Malpass said this in his Opening address at the ongoing
Spring Meetings 2023 Media Call, a copy of which was obtained by the News
Agency of Nigeria (NAN) on Monday.
He said several factors were weighing on the second-half
outlook.
“Oil prices have jumped back above 80 dollars/barrel. The
recent banking sector stress dampens activities and inflation pressures
persist.
Malpass said the U.S. month-over-month core inflation had
been rising over the last five months, saying there would be new data on
Wednesday.
“If we look at developing countries excluding China, we
expect a slowdown to about 3.1 per cent in 2023 from 4.1 per cent in 2022.
“The concern in our recent reports is that slow growth will
persist for years for many developing countries, increasing the fiscal stress
and debt problems.
“It is a combination of weak investment, higher interest
rates, and relatively weak growth in the advanced economies.’’
He said the danger was acute due to inflation, currency
depreciation, rising debt service costs, and the collapse of international
reserves.
Malpass said the diversion of natural gas to Europe
presented grave obstacles to developing country production of electricity,
fertiliser, and food.
“These problems are severely constraining future growth and
deepening inequality and fragility for developing countries.
“I travelled to West Africa in March, where we are working
to provide support in the face of these problems.
“Looking at the big picture, I will mention two problems,
first, the normalisation of interest rates after an artificial decade near
zero.
He said this created problems in terms of the duration
mismatch seen in the bank failures, liquidity shortages, and how to allocate
the losses.
“The duration mismatch will take time to digest. With
inflation persistent and the dollar weakening, the risk is that the losses will
be allocated to those with lower incomes, including through inflation.’’
Malpass said the second major problem was that the available
global capital was being absorbed by a narrow group of advanced economies that
have extremely high government debt levels.

========

To-do list:
1. From the news extract, repeat the passage starting at "Malpass said the diversion" and ending at "the losses.".
2. Translate this sentence from the news extract into Spanish: "He said several factors were weighing on the second-half outlook."

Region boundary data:
========

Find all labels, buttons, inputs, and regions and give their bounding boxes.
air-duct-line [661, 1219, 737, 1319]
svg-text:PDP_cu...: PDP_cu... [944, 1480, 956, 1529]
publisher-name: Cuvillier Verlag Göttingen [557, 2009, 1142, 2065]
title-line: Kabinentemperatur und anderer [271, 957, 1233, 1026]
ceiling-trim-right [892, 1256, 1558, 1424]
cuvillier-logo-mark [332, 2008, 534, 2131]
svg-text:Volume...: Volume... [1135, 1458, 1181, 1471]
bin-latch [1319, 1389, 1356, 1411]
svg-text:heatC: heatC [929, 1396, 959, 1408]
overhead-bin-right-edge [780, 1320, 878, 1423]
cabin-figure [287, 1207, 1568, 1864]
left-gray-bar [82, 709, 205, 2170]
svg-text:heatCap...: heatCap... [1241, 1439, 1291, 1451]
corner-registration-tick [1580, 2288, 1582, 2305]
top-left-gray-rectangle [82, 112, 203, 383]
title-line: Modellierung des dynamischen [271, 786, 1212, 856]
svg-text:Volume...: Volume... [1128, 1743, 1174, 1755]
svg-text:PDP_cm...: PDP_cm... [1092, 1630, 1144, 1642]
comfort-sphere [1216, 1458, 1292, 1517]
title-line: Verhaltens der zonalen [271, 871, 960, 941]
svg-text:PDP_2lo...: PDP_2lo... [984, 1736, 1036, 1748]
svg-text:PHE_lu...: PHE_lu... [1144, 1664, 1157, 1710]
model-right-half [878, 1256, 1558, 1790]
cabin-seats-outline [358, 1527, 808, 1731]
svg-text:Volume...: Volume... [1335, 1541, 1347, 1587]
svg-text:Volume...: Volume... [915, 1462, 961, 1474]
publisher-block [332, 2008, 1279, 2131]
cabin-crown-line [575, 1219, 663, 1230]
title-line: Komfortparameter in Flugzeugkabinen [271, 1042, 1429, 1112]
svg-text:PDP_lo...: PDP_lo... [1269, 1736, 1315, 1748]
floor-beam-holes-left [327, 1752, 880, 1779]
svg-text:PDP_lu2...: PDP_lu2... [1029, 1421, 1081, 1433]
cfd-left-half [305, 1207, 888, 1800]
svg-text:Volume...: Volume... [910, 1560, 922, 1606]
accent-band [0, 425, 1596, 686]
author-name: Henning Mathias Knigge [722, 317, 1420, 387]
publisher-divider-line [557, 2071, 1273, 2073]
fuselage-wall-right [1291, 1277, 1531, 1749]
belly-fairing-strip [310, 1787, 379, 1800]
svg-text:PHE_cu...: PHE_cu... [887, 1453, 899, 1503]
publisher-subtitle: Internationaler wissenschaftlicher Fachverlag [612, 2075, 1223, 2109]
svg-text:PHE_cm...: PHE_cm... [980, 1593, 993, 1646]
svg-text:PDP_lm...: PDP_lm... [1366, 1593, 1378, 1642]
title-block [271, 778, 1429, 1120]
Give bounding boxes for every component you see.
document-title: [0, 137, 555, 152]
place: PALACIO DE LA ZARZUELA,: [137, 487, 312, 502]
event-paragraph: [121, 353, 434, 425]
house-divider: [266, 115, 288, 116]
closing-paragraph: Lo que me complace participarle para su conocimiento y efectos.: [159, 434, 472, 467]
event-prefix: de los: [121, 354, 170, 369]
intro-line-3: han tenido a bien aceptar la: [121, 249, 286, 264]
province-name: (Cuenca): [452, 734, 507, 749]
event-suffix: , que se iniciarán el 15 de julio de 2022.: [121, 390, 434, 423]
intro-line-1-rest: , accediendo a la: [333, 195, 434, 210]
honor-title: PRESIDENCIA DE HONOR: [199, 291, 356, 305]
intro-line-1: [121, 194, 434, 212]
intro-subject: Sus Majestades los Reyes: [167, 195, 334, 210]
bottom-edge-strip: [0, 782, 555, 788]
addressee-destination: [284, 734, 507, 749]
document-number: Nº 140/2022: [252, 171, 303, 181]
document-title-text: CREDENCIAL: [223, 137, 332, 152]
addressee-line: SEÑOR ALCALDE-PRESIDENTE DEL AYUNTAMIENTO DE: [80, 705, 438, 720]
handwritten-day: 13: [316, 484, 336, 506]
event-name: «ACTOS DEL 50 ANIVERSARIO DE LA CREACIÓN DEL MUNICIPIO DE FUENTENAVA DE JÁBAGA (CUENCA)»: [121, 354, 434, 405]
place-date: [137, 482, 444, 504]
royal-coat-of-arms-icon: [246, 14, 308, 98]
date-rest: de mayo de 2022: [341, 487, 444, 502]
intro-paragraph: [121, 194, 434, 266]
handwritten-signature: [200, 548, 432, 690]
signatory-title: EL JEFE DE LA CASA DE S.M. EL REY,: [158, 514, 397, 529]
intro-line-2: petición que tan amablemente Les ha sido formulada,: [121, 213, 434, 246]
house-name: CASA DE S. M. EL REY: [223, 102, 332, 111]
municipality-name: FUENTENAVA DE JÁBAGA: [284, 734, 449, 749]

========

Responses for each task:
1.
Malpass said the diversion of natural gas to Europe
presented grave obstacles to developing country production of electricity,
fertiliser, and food.
“These problems are severely constraining future growth and
deepening inequality and fragility for developing countries.
“I travelled to West Africa in March, where we are working
to provide support in the face of these problems.
“Looking at the big picture, I will mention two problems,
first, the normalisation of interest rates after an artificial decade near
zero.
He said this created problems in terms of the duration
mismatch seen in the bank failures, liquidity shortages, and how to allocate
the losses.

2. Dijo que varios factores estaban pesando sobre las perspectivas del segundo semestre.